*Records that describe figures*
++++
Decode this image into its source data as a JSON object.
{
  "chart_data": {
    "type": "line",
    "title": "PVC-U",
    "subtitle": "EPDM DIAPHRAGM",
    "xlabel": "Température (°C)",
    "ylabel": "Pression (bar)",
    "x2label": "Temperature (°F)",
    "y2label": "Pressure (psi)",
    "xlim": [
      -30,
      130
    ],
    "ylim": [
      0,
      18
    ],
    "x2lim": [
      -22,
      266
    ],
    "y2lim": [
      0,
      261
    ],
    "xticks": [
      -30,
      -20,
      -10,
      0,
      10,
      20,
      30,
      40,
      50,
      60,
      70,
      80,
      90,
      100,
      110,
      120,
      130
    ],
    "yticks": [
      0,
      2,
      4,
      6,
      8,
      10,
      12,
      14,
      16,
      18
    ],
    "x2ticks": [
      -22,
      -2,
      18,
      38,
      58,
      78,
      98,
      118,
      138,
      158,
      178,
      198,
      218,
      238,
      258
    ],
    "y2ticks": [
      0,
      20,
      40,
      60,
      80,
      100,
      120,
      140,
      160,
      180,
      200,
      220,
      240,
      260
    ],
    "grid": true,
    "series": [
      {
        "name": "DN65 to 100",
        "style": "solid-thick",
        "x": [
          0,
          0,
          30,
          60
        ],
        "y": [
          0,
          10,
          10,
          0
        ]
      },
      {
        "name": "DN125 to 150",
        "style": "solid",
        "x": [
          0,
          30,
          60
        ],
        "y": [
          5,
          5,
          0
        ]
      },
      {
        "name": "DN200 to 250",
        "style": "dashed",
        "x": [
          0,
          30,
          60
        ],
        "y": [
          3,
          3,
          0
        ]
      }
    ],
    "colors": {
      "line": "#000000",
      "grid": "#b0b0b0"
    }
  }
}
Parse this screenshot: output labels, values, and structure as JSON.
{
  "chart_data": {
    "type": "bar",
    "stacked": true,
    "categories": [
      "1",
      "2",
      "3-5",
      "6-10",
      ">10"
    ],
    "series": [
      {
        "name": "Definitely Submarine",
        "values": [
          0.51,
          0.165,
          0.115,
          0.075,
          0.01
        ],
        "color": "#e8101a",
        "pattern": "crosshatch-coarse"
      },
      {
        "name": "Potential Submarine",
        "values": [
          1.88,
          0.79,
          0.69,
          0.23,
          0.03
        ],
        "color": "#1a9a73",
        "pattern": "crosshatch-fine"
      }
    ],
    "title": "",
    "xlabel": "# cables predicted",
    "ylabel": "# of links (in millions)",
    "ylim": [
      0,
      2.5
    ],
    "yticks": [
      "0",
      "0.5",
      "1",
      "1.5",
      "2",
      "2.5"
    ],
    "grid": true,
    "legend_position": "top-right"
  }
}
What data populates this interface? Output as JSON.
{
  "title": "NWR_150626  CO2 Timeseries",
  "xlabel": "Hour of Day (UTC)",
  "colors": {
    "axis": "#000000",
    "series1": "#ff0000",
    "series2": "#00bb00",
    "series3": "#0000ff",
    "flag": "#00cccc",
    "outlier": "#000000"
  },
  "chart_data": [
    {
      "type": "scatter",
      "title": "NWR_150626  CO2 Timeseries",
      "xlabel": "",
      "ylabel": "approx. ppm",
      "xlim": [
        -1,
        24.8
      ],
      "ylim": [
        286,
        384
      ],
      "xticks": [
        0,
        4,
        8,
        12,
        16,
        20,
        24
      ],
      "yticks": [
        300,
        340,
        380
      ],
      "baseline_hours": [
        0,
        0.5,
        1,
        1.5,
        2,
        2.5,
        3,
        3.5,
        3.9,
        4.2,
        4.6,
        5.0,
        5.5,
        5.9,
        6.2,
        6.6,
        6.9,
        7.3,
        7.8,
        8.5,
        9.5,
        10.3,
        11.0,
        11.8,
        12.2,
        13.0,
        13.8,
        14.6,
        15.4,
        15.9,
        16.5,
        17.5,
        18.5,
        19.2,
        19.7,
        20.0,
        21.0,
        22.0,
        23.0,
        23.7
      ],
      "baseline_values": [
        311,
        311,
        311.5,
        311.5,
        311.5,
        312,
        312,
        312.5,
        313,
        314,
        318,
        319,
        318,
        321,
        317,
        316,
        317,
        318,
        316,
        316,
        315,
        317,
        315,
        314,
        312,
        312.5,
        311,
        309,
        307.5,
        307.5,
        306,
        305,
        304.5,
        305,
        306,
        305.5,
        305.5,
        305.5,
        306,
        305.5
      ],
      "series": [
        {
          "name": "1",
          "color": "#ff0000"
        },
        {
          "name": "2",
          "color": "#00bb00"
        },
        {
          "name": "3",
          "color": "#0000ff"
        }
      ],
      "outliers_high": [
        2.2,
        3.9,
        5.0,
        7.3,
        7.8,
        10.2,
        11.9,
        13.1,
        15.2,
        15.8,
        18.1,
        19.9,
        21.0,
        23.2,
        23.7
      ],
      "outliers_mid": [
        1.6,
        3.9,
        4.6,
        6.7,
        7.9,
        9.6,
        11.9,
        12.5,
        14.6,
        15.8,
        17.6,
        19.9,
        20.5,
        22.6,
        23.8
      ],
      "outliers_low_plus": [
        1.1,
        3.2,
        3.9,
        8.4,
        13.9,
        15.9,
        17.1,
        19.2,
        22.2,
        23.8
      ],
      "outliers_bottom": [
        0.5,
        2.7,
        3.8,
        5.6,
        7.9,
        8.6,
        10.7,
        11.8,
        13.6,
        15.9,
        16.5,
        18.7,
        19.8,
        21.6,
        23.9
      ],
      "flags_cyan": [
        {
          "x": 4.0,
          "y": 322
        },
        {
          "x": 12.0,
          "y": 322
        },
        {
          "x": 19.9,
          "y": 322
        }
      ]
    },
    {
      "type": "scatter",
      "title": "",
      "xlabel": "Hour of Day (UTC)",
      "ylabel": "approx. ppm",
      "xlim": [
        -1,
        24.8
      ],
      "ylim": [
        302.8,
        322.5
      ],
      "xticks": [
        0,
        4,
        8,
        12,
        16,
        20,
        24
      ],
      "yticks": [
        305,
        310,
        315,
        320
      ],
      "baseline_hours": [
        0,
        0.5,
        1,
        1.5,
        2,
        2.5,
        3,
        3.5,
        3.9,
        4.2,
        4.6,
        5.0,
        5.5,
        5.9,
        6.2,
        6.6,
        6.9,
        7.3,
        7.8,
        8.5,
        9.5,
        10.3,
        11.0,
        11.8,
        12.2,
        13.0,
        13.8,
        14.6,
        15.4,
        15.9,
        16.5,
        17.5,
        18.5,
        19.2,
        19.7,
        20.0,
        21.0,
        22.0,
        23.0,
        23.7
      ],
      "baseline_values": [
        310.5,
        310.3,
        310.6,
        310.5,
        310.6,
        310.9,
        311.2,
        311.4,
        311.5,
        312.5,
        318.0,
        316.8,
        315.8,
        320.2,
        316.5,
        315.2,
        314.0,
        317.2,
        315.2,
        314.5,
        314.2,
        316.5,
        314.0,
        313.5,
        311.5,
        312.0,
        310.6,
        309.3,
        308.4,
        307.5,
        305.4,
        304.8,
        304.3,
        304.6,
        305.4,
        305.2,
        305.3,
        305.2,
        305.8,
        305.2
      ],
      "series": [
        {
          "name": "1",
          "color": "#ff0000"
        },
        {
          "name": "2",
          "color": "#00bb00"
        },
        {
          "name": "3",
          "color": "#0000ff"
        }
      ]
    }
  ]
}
++++
*TASK DETAILS*
Check each line in the records for the word "name" and say how many have it, with nothing else.

*THE COMPLETED TASK*
11